+++ Given information
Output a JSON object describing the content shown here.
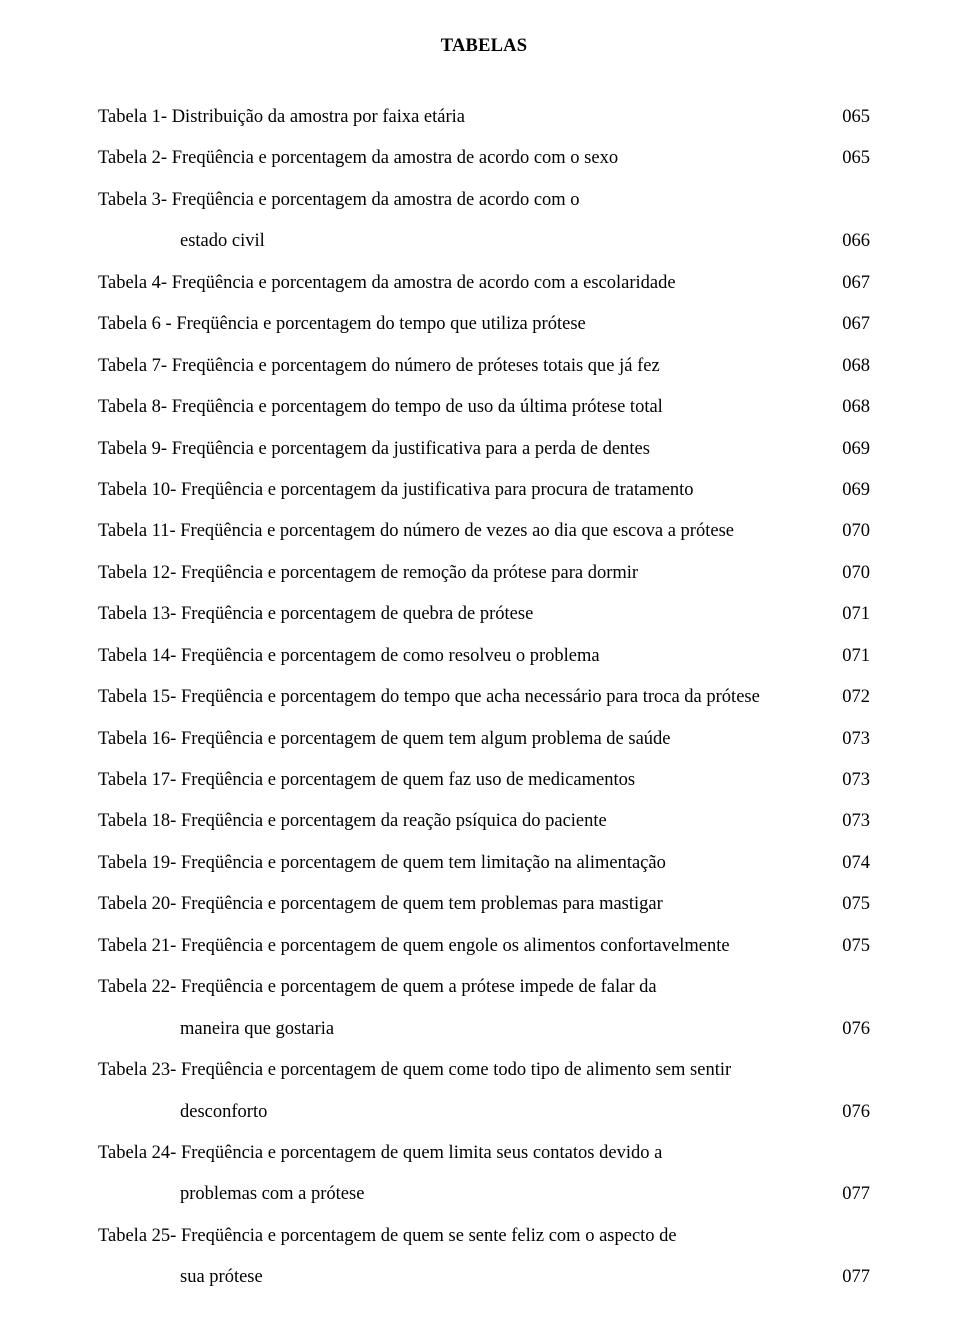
{
  "title": "TABELAS",
  "font_family": "Times New Roman",
  "text_color": "#000000",
  "background_color": "#ffffff",
  "base_fontsize_pt": 14,
  "rows": [
    {
      "prefix": "Tabela 1-",
      "desc": "Distribuição da amostra por faixa etária",
      "page": "065"
    },
    {
      "prefix": "Tabela 2-",
      "desc": "Freqüência e porcentagem da amostra de acordo com o sexo",
      "page": "065"
    },
    {
      "prefix": "Tabela 3-",
      "desc": "Freqüência e porcentagem da amostra de acordo com o",
      "page": ""
    },
    {
      "prefix": "",
      "cont": true,
      "desc": "estado civil",
      "page": "066"
    },
    {
      "prefix": "Tabela 4-",
      "desc": " Freqüência e porcentagem da amostra de acordo com a escolaridade",
      "page": "067"
    },
    {
      "prefix": "Tabela 6 -",
      "desc": "Freqüência e porcentagem do tempo que utiliza prótese",
      "page": "067"
    },
    {
      "prefix": "Tabela 7-",
      "desc": "Freqüência e porcentagem do número de próteses totais que já fez",
      "page": "068"
    },
    {
      "prefix": "Tabela 8-",
      "desc": "Freqüência e porcentagem do tempo de uso da última prótese total",
      "page": "068"
    },
    {
      "prefix": "Tabela 9-",
      "desc": "Freqüência e porcentagem da justificativa para a perda de dentes",
      "page": "069"
    },
    {
      "prefix": "Tabela 10-",
      "desc": "Freqüência e porcentagem  da justificativa para  procura de tratamento",
      "page": "069"
    },
    {
      "prefix": "Tabela 11-",
      "desc": "Freqüência e porcentagem do número de vezes ao dia que escova a prótese",
      "page": "070"
    },
    {
      "prefix": "Tabela 12-",
      "desc": "Freqüência e porcentagem de remoção da prótese para dormir",
      "page": "070"
    },
    {
      "prefix": "Tabela 13-",
      "desc": "Freqüência e porcentagem  de quebra de prótese",
      "page": "071"
    },
    {
      "prefix": "Tabela 14-",
      "desc": "Freqüência e porcentagem de como resolveu o problema",
      "page": "071"
    },
    {
      "prefix": "Tabela 15-",
      "desc": "Freqüência e porcentagem do tempo que acha necessário para troca da prótese",
      "page": "072"
    },
    {
      "prefix": "Tabela 16-",
      "desc": "Freqüência e porcentagem de quem tem algum problema de saúde",
      "page": "073"
    },
    {
      "prefix": "Tabela 17-",
      "desc": "Freqüência e porcentagem de quem faz uso de medicamentos",
      "page": "073"
    },
    {
      "prefix": "Tabela 18-",
      "desc": "Freqüência e porcentagem da reação psíquica do paciente",
      "page": "073"
    },
    {
      "prefix": "Tabela 19-",
      "desc": "Freqüência e porcentagem de quem tem limitação na alimentação",
      "page": "074"
    },
    {
      "prefix": "Tabela 20-",
      "desc": "Freqüência e porcentagem de quem tem problemas para mastigar",
      "page": "075"
    },
    {
      "prefix": "Tabela 21-",
      "desc": "Freqüência e porcentagem de quem engole os alimentos confortavelmente",
      "page": "075"
    },
    {
      "prefix": "Tabela 22-",
      "desc": "Freqüência e porcentagem de quem a prótese impede de falar da",
      "page": ""
    },
    {
      "prefix": "",
      "cont": true,
      "desc": " maneira que gostaria",
      "page": "076"
    },
    {
      "prefix": "Tabela 23-",
      "desc": "Freqüência e porcentagem de quem come todo tipo de alimento sem sentir",
      "page": ""
    },
    {
      "prefix": "",
      "cont": true,
      "desc": "desconforto",
      "page": "076"
    },
    {
      "prefix": "Tabela 24-",
      "desc": "Freqüência e porcentagem de quem limita seus contatos devido a",
      "page": ""
    },
    {
      "prefix": "",
      "cont": true,
      "desc": " problemas com a prótese",
      "page": "077"
    },
    {
      "prefix": "Tabela 25-",
      "desc": "Freqüência e porcentagem de quem se sente feliz com o aspecto de",
      "page": ""
    },
    {
      "prefix": "",
      "cont": true,
      "desc": "sua prótese",
      "page": "077"
    }
  ]
}
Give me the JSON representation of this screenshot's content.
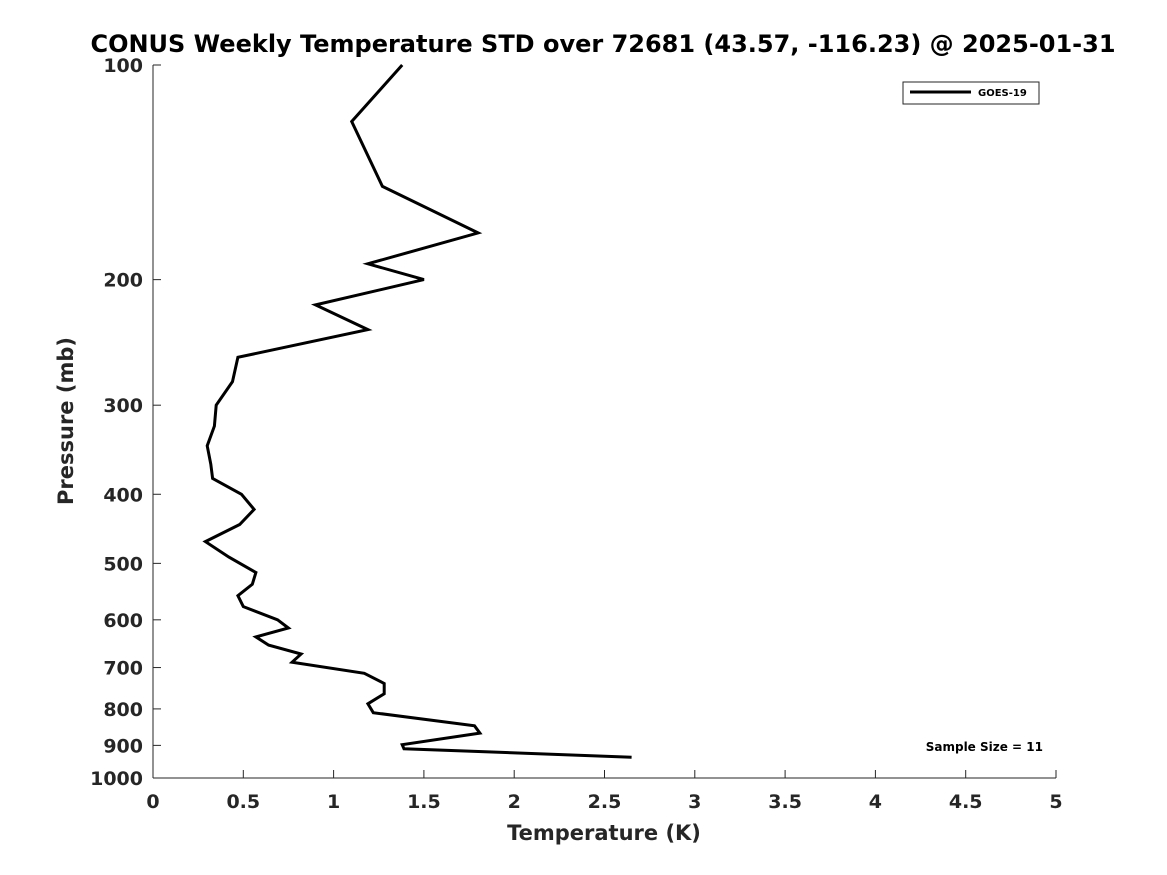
++++++
| Stated problem |
Every record above should come back exactly, but without its pictures.

| Problem solution |
Output a JSON object describing the content shown here.
{
  "title": "TABELAS",
  "font_family": "Times New Roman",
  "text_color": "#000000",
  "background_color": "#ffffff",
  "base_fontsize_pt": 14,
  "rows": [
    {
      "prefix": "Tabela 1-",
      "desc": "Distribuição da amostra por faixa etária",
      "page": "065"
    },
    {
      "prefix": "Tabela 2-",
      "desc": "Freqüência e porcentagem da amostra de acordo com o sexo",
      "page": "065"
    },
    {
      "prefix": "Tabela 3-",
      "desc": "Freqüência e porcentagem da amostra de acordo com o",
      "page": ""
    },
    {
      "prefix": "",
      "cont": true,
      "desc": "estado civil",
      "page": "066"
    },
    {
      "prefix": "Tabela 4-",
      "desc": " Freqüência e porcentagem da amostra de acordo com a escolaridade",
      "page": "067"
    },
    {
      "prefix": "Tabela 6 -",
      "desc": "Freqüência e porcentagem do tempo que utiliza prótese",
      "page": "067"
    },
    {
      "prefix": "Tabela 7-",
      "desc": "Freqüência e porcentagem do número de próteses totais que já fez",
      "page": "068"
    },
    {
      "prefix": "Tabela 8-",
      "desc": "Freqüência e porcentagem do tempo de uso da última prótese total",
      "page": "068"
    },
    {
      "prefix": "Tabela 9-",
      "desc": "Freqüência e porcentagem da justificativa para a perda de dentes",
      "page": "069"
    },
    {
      "prefix": "Tabela 10-",
      "desc": "Freqüência e porcentagem  da justificativa para  procura de tratamento",
      "page": "069"
    },
    {
      "prefix": "Tabela 11-",
      "desc": "Freqüência e porcentagem do número de vezes ao dia que escova a prótese",
      "page": "070"
    },
    {
      "prefix": "Tabela 12-",
      "desc": "Freqüência e porcentagem de remoção da prótese para dormir",
      "page": "070"
    },
    {
      "prefix": "Tabela 13-",
      "desc": "Freqüência e porcentagem  de quebra de prótese",
      "page": "071"
    },
    {
      "prefix": "Tabela 14-",
      "desc": "Freqüência e porcentagem de como resolveu o problema",
      "page": "071"
    },
    {
      "prefix": "Tabela 15-",
      "desc": "Freqüência e porcentagem do tempo que acha necessário para troca da prótese",
      "page": "072"
    },
    {
      "prefix": "Tabela 16-",
      "desc": "Freqüência e porcentagem de quem tem algum problema de saúde",
      "page": "073"
    },
    {
      "prefix": "Tabela 17-",
      "desc": "Freqüência e porcentagem de quem faz uso de medicamentos",
      "page": "073"
    },
    {
      "prefix": "Tabela 18-",
      "desc": "Freqüência e porcentagem da reação psíquica do paciente",
      "page": "073"
    },
    {
      "prefix": "Tabela 19-",
      "desc": "Freqüência e porcentagem de quem tem limitação na alimentação",
      "page": "074"
    },
    {
      "prefix": "Tabela 20-",
      "desc": "Freqüência e porcentagem de quem tem problemas para mastigar",
      "page": "075"
    },
    {
      "prefix": "Tabela 21-",
      "desc": "Freqüência e porcentagem de quem engole os alimentos confortavelmente",
      "page": "075"
    },
    {
      "prefix": "Tabela 22-",
      "desc": "Freqüência e porcentagem de quem a prótese impede de falar da",
      "page": ""
    },
    {
      "prefix": "",
      "cont": true,
      "desc": " maneira que gostaria",
      "page": "076"
    },
    {
      "prefix": "Tabela 23-",
      "desc": "Freqüência e porcentagem de quem come todo tipo de alimento sem sentir",
      "page": ""
    },
    {
      "prefix": "",
      "cont": true,
      "desc": "desconforto",
      "page": "076"
    },
    {
      "prefix": "Tabela 24-",
      "desc": "Freqüência e porcentagem de quem limita seus contatos devido a",
      "page": ""
    },
    {
      "prefix": "",
      "cont": true,
      "desc": " problemas com a prótese",
      "page": "077"
    },
    {
      "prefix": "Tabela 25-",
      "desc": "Freqüência e porcentagem de quem se sente feliz com o aspecto de",
      "page": ""
    },
    {
      "prefix": "",
      "cont": true,
      "desc": "sua prótese",
      "page": "077"
    }
  ]
}
Give me the JSON representation of this screenshot's content.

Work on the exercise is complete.